THE PROBLEM
Find and copy every line in the records that includes the string "spectrogram".

begin

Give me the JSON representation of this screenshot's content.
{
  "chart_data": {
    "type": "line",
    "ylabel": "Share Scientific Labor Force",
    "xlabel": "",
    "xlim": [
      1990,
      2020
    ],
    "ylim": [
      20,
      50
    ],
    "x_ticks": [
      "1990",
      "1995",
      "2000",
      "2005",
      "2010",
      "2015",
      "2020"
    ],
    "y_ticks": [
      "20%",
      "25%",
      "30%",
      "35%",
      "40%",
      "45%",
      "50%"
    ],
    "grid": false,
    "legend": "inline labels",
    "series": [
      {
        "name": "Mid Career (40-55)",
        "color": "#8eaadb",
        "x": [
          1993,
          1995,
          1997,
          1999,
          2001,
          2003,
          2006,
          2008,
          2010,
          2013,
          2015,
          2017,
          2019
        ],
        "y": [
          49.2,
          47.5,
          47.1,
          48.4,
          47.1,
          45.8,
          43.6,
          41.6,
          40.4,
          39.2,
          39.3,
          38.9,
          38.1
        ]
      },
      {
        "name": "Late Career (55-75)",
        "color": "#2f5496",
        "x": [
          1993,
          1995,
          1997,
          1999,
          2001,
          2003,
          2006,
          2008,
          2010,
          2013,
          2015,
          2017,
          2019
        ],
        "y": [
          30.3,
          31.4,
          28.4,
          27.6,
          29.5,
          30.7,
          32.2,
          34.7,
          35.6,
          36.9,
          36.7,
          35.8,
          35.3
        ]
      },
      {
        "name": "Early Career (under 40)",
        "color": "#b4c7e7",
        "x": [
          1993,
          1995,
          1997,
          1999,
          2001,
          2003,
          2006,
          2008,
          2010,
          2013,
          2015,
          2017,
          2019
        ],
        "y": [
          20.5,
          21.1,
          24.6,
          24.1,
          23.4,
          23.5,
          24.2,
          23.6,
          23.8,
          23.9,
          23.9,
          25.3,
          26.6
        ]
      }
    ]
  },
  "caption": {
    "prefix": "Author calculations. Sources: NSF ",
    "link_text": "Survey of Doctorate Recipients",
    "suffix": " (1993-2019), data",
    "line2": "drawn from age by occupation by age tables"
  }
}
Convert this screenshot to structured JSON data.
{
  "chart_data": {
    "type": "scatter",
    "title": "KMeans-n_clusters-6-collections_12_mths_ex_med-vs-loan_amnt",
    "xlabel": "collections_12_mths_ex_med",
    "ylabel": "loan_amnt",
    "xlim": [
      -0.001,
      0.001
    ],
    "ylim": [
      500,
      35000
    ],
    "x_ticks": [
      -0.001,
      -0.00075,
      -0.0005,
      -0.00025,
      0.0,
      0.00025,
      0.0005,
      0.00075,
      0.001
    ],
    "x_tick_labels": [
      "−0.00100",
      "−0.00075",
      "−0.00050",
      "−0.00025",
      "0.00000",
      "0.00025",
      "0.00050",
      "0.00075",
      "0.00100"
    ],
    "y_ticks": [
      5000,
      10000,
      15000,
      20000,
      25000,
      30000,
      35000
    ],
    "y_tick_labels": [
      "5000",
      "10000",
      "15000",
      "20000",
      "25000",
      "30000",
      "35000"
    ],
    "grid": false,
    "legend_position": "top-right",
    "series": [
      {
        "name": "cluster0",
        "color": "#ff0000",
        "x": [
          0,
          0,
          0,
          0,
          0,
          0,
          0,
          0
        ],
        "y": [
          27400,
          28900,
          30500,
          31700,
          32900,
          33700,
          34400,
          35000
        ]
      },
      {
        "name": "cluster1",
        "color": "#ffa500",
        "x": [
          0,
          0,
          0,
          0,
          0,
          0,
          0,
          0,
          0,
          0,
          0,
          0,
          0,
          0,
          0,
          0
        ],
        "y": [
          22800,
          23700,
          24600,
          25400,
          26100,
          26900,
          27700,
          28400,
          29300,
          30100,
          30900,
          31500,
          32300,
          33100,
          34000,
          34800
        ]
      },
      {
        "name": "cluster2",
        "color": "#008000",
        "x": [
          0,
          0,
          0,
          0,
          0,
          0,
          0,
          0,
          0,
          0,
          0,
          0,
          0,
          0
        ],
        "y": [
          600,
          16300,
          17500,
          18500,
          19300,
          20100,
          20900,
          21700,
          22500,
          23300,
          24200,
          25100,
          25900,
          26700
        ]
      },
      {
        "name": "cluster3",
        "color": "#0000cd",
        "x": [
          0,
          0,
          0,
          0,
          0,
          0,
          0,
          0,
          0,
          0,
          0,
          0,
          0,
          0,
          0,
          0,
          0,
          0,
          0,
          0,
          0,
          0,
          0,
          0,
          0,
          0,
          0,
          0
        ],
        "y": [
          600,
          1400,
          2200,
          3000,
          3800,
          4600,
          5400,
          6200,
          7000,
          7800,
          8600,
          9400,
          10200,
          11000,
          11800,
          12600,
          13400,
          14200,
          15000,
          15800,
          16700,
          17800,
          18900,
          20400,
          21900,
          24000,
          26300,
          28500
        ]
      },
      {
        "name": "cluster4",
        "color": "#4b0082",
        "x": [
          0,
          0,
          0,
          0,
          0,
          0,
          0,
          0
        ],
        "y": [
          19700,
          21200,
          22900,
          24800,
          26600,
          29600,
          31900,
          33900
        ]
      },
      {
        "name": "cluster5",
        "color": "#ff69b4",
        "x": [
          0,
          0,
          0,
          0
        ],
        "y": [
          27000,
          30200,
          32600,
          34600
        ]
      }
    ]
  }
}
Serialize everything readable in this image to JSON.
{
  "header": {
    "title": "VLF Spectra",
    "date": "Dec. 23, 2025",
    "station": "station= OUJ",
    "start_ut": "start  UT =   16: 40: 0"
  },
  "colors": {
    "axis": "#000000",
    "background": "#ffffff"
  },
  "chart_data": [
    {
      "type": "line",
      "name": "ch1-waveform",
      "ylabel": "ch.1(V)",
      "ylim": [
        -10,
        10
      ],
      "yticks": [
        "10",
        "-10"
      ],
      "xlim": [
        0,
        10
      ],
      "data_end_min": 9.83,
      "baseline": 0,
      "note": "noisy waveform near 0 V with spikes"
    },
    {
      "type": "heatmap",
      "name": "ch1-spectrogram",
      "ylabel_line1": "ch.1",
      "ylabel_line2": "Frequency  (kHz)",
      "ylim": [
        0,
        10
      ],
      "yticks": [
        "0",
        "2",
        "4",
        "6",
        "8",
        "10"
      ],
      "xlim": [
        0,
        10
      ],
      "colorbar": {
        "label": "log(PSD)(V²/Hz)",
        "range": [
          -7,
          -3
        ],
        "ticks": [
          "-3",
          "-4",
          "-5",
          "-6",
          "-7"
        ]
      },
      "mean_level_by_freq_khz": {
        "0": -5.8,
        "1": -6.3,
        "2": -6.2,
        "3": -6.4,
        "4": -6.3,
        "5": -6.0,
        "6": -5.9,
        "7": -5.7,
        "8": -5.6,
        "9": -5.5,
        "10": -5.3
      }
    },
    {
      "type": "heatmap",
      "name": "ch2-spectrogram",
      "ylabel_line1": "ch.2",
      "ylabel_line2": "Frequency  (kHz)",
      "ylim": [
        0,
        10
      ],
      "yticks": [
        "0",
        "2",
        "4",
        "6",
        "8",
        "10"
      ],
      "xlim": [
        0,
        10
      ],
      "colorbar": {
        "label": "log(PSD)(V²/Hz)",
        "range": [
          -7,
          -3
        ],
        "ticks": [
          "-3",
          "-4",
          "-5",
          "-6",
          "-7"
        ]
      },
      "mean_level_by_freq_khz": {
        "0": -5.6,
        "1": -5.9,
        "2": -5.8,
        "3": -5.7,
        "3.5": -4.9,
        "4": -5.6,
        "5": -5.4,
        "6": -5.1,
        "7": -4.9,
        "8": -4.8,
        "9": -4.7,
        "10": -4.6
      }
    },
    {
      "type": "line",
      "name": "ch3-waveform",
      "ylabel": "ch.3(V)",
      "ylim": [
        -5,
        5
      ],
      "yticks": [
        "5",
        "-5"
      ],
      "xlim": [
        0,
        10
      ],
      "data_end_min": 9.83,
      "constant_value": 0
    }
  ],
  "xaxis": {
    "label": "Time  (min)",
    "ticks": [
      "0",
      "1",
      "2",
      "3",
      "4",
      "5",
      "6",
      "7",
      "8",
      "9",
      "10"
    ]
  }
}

end

EXPECTED OUTPUT
      "name": "ch1-spectrogram",
      "name": "ch2-spectrogram",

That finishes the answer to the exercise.